> Data entries
== == ==

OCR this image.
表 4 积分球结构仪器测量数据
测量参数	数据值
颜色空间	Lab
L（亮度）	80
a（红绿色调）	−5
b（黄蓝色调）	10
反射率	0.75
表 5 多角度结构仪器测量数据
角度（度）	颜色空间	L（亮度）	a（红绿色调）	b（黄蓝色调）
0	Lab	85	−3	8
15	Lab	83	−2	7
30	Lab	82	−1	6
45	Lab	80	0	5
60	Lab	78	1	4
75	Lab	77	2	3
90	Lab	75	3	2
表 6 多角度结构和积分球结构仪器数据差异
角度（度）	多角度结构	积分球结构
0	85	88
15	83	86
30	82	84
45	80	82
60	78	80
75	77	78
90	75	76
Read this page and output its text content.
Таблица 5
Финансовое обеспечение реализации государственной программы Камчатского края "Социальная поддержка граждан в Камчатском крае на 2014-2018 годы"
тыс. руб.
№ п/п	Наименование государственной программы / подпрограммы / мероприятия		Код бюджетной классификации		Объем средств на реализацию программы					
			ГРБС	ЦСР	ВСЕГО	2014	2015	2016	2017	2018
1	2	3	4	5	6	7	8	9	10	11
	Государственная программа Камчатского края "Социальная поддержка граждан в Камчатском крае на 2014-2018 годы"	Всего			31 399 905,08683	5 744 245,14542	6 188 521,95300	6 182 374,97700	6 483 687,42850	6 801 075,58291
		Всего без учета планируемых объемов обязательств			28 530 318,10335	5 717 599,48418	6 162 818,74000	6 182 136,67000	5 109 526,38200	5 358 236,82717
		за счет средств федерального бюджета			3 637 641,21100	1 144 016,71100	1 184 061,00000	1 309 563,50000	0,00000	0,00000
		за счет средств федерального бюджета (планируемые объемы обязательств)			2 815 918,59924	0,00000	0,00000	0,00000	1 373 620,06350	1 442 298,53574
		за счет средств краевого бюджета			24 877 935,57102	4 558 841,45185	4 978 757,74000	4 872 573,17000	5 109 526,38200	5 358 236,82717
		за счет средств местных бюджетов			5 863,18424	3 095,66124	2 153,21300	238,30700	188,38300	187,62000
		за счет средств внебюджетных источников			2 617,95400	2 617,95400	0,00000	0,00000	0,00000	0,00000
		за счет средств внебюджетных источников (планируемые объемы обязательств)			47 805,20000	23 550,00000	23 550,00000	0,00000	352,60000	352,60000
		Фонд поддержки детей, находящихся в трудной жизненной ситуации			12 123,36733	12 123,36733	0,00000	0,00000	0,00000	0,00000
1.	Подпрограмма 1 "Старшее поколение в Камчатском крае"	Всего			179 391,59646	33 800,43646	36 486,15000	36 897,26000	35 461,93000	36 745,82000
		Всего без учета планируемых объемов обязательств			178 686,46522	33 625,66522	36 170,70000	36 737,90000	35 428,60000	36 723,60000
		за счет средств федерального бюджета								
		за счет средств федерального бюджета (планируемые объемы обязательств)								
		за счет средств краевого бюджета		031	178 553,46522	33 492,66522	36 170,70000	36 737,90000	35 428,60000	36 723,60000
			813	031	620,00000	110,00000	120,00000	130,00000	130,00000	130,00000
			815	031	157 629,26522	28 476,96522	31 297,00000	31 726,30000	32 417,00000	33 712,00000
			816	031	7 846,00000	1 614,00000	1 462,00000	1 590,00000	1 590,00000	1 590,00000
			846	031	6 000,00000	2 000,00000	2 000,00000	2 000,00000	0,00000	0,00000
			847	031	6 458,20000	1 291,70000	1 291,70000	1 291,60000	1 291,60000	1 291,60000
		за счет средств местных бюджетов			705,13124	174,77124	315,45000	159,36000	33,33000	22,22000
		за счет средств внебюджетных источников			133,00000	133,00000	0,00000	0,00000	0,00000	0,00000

== == ==

> WHAT IS REQUIRED
From the listing, copy every line where the string "бюджета" appears.

> REPLY TO THE EXERCISE
		за счет средств федерального бюджета			3 637 641,21100	1 144 016,71100	1 184 061,00000	1 309 563,50000	0,00000	0,00000
		за счет средств федерального бюджета (планируемые объемы обязательств)			2 815 918,59924	0,00000	0,00000	0,00000	1 373 620,06350	1 442 298,53574
		за счет средств краевого бюджета			24 877 935,57102	4 558 841,45185	4 978 757,74000	4 872 573,17000	5 109 526,38200	5 358 236,82717
		за счет средств федерального бюджета								
		за счет средств федерального бюджета (планируемые объемы обязательств)								
		за счет средств краевого бюджета		031	178 553,46522	33 492,66522	36 170,70000	36 737,90000	35 428,60000	36 723,60000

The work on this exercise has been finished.